[TASK INSTRUCTIONS]
Print the records below exactly as they appear.

== DATA ROWS

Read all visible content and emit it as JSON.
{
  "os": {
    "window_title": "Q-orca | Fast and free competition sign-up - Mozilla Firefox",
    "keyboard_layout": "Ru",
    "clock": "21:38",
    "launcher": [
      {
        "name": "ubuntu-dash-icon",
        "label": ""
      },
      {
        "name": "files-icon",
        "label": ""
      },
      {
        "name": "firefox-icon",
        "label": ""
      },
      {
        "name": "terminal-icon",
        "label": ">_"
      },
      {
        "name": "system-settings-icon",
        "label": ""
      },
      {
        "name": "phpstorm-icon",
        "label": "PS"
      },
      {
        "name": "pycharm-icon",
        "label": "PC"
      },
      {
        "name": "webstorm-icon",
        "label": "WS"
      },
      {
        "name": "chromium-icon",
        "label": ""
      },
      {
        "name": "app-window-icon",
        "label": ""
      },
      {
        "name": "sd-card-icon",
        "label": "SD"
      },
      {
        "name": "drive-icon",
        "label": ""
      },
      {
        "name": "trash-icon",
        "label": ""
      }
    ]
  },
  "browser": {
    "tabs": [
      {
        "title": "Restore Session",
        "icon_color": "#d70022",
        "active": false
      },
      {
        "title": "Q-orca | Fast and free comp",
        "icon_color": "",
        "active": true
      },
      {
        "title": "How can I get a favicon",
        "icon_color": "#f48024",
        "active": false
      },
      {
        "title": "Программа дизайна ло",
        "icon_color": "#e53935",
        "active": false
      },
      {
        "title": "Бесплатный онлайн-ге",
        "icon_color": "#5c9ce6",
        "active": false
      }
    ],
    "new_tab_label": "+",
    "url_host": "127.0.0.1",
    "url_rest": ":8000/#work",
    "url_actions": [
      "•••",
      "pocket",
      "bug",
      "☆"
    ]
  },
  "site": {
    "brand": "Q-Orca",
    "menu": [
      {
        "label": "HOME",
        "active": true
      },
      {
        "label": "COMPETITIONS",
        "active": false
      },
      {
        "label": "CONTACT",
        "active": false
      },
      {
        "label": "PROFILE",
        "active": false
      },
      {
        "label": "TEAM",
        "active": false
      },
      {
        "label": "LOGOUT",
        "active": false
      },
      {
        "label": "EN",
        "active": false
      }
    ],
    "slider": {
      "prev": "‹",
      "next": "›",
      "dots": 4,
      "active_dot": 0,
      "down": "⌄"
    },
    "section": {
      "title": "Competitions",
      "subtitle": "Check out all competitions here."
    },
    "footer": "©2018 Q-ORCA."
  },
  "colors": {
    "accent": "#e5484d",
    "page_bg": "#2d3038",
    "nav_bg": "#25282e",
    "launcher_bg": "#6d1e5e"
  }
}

====

[REPLY]
Read all visible content and emit it as JSON.
{
  "os": {
    "window_title": "Q-orca | Fast and free competition sign-up - Mozilla Firefox",
    "keyboard_layout": "Ru",
    "clock": "21:38",
    "launcher": [
      {
        "name": "ubuntu-dash-icon",
        "label": ""
      },
      {
        "name": "files-icon",
        "label": ""
      },
      {
        "name": "firefox-icon",
        "label": ""
      },
      {
        "name": "terminal-icon",
        "label": ">_"
      },
      {
        "name": "system-settings-icon",
        "label": ""
      },
      {
        "name": "phpstorm-icon",
        "label": "PS"
      },
      {
        "name": "pycharm-icon",
        "label": "PC"
      },
      {
        "name": "webstorm-icon",
        "label": "WS"
      },
      {
        "name": "chromium-icon",
        "label": ""
      },
      {
        "name": "app-window-icon",
        "label": ""
      },
      {
        "name": "sd-card-icon",
        "label": "SD"
      },
      {
        "name": "drive-icon",
        "label": ""
      },
      {
        "name": "trash-icon",
        "label": ""
      }
    ]
  },
  "browser": {
    "tabs": [
      {
        "title": "Restore Session",
        "icon_color": "#d70022",
        "active": false
      },
      {
        "title": "Q-orca | Fast and free comp",
        "icon_color": "",
        "active": true
      },
      {
        "title": "How can I get a favicon",
        "icon_color": "#f48024",
        "active": false
      },
      {
        "title": "Программа дизайна ло",
        "icon_color": "#e53935",
        "active": false
      },
      {
        "title": "Бесплатный онлайн-ге",
        "icon_color": "#5c9ce6",
        "active": false
      }
    ],
    "new_tab_label": "+",
    "url_host": "127.0.0.1",
    "url_rest": ":8000/#work",
    "url_actions": [
      "•••",
      "pocket",
      "bug",
      "☆"
    ]
  },
  "site": {
    "brand": "Q-Orca",
    "menu": [
      {
        "label": "HOME",
        "active": true
      },
      {
        "label": "COMPETITIONS",
        "active": false
      },
      {
        "label": "CONTACT",
        "active": false
      },
      {
        "label": "PROFILE",
        "active": false
      },
      {
        "label": "TEAM",
        "active": false
      },
      {
        "label": "LOGOUT",
        "active": false
      },
      {
        "label": "EN",
        "active": false
      }
    ],
    "slider": {
      "prev": "‹",
      "next": "›",
      "dots": 4,
      "active_dot": 0,
      "down": "⌄"
    },
    "section": {
      "title": "Competitions",
      "subtitle": "Check out all competitions here."
    },
    "footer": "©2018 Q-ORCA."
  },
  "colors": {
    "accent": "#e5484d",
    "page_bg": "#2d3038",
    "nav_bg": "#25282e",
    "launcher_bg": "#6d1e5e"
  }
}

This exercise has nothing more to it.